REQUIREMENT -
Show all lines from the listing below that contain "RequestMapping".

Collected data
┌──
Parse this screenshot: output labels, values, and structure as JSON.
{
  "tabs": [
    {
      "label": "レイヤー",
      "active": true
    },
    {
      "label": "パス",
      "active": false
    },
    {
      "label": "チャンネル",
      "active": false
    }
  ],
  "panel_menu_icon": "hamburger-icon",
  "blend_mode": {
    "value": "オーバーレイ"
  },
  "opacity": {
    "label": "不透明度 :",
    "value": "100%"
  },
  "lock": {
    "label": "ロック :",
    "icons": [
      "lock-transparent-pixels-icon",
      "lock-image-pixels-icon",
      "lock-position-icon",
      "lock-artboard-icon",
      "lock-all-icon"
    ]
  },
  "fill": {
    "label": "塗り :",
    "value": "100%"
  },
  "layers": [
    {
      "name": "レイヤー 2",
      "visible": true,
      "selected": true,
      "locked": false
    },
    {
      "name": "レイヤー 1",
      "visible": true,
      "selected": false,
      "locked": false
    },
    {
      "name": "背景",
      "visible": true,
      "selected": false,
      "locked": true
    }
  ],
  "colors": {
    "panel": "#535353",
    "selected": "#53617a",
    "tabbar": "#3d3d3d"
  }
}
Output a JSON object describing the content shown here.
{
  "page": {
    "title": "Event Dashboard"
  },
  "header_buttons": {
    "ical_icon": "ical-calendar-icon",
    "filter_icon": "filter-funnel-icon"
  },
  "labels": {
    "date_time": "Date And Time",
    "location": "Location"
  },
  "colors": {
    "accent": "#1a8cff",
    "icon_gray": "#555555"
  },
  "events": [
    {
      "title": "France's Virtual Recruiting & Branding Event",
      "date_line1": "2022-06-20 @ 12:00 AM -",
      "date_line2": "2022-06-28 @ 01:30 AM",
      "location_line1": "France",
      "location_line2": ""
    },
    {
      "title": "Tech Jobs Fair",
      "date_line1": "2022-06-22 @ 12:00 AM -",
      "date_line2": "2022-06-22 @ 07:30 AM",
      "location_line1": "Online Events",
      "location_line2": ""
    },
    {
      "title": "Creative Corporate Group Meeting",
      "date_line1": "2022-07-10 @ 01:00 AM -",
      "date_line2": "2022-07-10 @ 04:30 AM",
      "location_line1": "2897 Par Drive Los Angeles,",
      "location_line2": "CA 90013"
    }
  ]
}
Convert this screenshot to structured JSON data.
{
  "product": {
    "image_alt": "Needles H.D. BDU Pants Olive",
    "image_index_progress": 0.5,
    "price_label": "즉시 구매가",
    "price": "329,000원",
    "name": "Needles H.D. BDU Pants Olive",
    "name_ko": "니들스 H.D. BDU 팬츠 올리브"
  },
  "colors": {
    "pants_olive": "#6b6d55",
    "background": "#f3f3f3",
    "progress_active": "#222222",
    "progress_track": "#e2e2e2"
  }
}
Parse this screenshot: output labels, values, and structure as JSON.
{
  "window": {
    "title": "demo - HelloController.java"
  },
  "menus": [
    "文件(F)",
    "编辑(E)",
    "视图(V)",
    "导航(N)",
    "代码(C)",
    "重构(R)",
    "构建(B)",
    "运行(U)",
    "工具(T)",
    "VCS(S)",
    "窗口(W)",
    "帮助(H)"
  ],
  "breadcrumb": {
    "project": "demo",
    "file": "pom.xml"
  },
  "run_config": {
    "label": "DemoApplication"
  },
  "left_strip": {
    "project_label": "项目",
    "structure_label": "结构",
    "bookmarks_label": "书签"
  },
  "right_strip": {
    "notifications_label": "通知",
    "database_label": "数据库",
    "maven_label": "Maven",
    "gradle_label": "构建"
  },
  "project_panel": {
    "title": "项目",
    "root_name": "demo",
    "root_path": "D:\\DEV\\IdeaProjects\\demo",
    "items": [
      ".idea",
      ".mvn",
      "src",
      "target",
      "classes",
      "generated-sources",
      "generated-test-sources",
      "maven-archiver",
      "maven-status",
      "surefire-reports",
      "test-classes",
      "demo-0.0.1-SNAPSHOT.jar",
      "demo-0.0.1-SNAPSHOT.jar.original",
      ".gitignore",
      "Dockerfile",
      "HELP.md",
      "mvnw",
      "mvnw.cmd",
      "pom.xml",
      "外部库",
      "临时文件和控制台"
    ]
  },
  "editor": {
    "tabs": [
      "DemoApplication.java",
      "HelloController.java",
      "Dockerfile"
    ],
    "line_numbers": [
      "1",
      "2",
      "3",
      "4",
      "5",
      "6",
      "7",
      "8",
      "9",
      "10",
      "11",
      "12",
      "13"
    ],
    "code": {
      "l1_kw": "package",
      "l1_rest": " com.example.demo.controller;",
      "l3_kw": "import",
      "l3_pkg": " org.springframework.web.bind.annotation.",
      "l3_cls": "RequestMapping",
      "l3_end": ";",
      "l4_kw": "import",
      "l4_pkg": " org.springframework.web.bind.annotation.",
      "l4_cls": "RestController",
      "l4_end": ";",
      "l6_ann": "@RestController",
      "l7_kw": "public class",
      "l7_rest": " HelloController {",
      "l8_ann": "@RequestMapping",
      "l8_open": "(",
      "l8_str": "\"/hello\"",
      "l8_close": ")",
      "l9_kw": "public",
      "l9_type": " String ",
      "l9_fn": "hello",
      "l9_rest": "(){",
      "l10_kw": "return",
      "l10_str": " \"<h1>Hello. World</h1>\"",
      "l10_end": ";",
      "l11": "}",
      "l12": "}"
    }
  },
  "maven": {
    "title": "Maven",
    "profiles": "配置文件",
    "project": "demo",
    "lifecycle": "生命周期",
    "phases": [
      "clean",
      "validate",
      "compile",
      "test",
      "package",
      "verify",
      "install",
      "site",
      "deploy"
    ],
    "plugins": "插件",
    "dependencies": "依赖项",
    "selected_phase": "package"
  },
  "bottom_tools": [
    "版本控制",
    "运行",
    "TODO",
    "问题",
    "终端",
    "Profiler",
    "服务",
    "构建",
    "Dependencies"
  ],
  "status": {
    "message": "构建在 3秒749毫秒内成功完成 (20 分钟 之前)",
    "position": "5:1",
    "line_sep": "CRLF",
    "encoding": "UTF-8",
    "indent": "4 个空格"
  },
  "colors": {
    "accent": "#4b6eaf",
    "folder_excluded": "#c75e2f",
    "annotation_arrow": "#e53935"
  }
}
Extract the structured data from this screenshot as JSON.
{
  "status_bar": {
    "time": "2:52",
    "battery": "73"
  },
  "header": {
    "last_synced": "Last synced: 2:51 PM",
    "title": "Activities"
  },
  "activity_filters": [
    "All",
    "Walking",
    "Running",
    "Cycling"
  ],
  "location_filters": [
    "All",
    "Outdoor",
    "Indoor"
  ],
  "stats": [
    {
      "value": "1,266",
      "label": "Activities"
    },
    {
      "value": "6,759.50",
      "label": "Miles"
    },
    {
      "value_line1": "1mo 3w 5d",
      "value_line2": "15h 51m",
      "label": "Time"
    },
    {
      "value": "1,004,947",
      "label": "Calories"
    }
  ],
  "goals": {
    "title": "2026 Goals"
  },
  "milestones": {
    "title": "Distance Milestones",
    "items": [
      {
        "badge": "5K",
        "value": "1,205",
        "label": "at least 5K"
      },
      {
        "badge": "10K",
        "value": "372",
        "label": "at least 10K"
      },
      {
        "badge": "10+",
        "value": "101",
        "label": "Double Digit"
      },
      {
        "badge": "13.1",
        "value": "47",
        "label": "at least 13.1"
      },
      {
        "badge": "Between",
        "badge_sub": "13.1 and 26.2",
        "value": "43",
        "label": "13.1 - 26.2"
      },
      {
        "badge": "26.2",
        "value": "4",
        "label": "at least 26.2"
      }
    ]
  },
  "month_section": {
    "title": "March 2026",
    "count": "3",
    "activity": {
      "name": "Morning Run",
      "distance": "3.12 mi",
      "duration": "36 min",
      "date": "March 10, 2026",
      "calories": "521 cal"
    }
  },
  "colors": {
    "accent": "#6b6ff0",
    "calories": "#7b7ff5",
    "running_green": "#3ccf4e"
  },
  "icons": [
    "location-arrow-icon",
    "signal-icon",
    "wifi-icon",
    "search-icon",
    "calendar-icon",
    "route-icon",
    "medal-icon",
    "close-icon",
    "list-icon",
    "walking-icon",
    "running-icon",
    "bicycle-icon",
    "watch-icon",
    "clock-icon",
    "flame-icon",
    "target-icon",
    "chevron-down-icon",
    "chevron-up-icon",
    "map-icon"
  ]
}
└──
RESPONSE TO THIS EXERCISE -
      "l3_cls": "RequestMapping",
      "l8_ann": "@RequestMapping",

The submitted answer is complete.